#### [Source excerpt]
··········

If caches merely contained \emph{exactly} the bytes that had been
retrieved previously, then only temporal locality would benefit.
Instead, we partition the addressable memory space into \emph{cache
blocks}, each containing $B$ bytes.
\begin{definition}[Cache block]
A $B$-byte chunk of memory, where $B$ is a power of two.
\end{definition}
Whenever we have a cache miss, the entire block containing the
requested address is copied into the cache. This means that
subsequent accesses to addresses that fall within the same block will
result in cache hits. This means that programs that exhibit good
spatial locality will have more cache hits.
On modern computers, $B=64$ is common. It is important to be aware
that the organisation of memory into cache blocks does not affect
addressing: data is still byte-addressed, and programs are not
directly aware of $B$. We merely say that the first $B$ bytes of
memory belong to the first cache block, the next $B$ bytes to the
second, and so on. This means a memory address $x$ belongs to block
$x mod B$. When $B$ is a power of 2 $B=2^{m}$, this can be computed
simply by dropping the $b$ least significant bits of $m$. We will
return to this in \cref{sec:cache-organisation}. Each level of the
memory hierarchy may use different cache block sizes, although they
are usually the same for the L1/L2/L3 caches.

··········

#### [Material supplied]
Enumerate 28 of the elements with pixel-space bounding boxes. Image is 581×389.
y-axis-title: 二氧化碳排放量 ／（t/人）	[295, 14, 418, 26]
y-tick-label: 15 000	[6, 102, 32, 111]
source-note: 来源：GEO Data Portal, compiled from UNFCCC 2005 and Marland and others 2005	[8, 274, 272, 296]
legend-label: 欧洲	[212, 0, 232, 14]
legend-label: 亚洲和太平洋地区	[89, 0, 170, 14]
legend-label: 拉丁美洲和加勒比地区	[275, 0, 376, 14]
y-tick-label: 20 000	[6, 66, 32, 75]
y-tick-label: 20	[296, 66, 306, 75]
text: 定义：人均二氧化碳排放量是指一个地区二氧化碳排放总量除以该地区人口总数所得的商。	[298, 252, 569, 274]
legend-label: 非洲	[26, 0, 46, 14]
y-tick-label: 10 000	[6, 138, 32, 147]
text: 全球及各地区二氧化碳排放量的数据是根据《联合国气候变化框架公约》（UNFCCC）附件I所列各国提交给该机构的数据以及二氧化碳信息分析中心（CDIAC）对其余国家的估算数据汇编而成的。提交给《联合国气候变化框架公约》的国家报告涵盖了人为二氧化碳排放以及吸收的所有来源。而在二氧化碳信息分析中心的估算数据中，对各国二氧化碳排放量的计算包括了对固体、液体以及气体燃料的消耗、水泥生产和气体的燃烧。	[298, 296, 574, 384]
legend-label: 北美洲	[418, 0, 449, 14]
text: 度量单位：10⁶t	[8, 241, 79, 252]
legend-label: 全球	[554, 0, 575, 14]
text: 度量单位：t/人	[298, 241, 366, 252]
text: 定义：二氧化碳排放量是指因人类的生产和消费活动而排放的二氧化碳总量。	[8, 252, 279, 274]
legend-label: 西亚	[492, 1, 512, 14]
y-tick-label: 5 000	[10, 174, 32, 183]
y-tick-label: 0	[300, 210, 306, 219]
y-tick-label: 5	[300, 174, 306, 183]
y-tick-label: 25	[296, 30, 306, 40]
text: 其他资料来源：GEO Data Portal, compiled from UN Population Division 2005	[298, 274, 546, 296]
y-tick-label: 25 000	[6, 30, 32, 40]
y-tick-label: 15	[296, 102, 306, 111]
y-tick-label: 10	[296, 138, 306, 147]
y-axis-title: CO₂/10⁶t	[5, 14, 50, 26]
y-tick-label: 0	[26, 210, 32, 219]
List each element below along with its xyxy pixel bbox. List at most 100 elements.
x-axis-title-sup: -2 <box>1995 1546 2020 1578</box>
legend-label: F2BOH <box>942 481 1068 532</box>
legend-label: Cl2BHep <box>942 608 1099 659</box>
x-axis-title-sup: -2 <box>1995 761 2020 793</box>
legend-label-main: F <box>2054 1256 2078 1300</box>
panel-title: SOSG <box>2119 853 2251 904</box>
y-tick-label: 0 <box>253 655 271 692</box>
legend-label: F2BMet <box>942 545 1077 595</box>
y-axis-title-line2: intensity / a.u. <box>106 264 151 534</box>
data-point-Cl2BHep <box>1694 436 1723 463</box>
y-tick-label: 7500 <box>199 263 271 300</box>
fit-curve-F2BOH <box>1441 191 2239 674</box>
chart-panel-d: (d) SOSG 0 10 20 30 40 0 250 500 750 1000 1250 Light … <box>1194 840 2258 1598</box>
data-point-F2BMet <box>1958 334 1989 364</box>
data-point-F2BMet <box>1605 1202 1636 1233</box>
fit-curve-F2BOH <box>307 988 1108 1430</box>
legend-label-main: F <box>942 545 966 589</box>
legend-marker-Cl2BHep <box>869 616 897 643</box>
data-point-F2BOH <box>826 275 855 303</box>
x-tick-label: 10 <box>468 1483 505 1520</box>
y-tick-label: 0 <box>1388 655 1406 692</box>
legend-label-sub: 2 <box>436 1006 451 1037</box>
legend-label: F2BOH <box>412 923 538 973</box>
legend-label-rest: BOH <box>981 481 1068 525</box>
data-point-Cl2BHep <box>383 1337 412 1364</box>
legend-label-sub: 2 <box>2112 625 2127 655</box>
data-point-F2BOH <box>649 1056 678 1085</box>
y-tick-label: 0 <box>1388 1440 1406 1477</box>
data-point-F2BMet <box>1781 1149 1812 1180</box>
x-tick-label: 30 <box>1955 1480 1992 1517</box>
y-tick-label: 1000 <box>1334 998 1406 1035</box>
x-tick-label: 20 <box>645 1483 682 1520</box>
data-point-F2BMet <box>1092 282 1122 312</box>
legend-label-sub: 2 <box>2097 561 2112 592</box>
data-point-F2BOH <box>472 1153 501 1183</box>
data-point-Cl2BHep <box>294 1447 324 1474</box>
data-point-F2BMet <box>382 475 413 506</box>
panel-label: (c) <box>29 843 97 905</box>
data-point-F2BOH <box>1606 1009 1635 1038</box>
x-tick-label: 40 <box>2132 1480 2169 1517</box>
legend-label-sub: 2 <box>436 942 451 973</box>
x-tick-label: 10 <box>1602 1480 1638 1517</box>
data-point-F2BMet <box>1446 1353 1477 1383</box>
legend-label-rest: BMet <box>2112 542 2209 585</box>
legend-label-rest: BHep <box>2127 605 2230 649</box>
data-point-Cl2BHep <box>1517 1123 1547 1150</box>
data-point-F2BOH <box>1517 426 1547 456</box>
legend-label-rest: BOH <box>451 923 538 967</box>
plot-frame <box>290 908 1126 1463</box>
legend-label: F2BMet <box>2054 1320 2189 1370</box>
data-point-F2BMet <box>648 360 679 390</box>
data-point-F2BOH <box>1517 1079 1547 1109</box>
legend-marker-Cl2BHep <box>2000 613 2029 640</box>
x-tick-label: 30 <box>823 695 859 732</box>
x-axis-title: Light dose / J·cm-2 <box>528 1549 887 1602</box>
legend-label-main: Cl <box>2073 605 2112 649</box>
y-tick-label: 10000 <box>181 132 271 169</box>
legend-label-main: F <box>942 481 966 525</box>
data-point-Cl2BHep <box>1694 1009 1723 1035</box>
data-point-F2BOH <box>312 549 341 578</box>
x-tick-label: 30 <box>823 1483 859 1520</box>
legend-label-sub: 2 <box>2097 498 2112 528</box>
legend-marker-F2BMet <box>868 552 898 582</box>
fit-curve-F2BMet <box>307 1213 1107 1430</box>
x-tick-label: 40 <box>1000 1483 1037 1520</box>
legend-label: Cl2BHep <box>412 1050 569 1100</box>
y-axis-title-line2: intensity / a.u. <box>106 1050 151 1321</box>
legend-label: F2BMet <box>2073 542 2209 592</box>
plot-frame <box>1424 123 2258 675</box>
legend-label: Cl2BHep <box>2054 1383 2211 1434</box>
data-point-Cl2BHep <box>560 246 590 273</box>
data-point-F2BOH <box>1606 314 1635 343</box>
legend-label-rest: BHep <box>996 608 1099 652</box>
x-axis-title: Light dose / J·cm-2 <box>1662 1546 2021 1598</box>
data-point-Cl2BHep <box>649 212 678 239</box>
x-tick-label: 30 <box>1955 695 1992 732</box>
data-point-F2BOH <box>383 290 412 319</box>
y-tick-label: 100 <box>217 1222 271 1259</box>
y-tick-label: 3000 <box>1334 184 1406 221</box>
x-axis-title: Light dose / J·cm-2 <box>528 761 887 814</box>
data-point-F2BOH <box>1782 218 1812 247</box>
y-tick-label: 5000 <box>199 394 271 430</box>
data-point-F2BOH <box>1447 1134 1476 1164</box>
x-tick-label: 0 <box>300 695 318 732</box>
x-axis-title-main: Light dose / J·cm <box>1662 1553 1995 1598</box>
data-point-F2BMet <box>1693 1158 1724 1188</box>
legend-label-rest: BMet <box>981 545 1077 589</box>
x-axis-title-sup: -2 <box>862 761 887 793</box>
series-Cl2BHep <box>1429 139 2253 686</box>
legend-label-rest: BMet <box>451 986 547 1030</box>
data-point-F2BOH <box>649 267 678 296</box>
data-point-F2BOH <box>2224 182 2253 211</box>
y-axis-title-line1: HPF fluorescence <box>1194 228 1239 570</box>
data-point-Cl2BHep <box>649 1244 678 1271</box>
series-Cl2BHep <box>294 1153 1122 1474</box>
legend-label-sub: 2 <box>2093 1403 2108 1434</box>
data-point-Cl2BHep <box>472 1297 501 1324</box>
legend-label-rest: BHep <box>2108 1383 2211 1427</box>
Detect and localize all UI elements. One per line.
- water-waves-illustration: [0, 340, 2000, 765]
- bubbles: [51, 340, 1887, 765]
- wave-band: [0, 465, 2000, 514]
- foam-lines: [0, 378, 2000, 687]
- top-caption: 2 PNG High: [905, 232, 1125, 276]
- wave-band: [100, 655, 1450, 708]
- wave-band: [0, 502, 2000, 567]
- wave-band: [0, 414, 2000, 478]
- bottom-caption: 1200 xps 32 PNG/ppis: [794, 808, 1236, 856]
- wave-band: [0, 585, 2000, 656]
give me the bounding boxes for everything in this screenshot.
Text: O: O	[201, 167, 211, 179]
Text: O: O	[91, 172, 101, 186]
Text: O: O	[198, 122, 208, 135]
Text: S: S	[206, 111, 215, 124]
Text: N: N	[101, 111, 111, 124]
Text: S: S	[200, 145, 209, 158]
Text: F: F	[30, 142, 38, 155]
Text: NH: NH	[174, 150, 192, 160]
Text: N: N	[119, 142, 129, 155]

··········

#### [To-do list]
**a)** According to the cache block excerpt, what is copied into the cache whenever a cache miss occurs?
**b)** Return the part of the cache block excerpt from "Instead, we partition" to "power of two.".

#### [Answers in order]
**a)** The entire block containing the requested address is copied into the cache.

**b)**
Instead, we partition the addressable memory space into \emph{cache
blocks}, each containing $B$ bytes.
\begin{definition}[Cache block]
A $B$-byte chunk of memory, where $B$ is a power of two.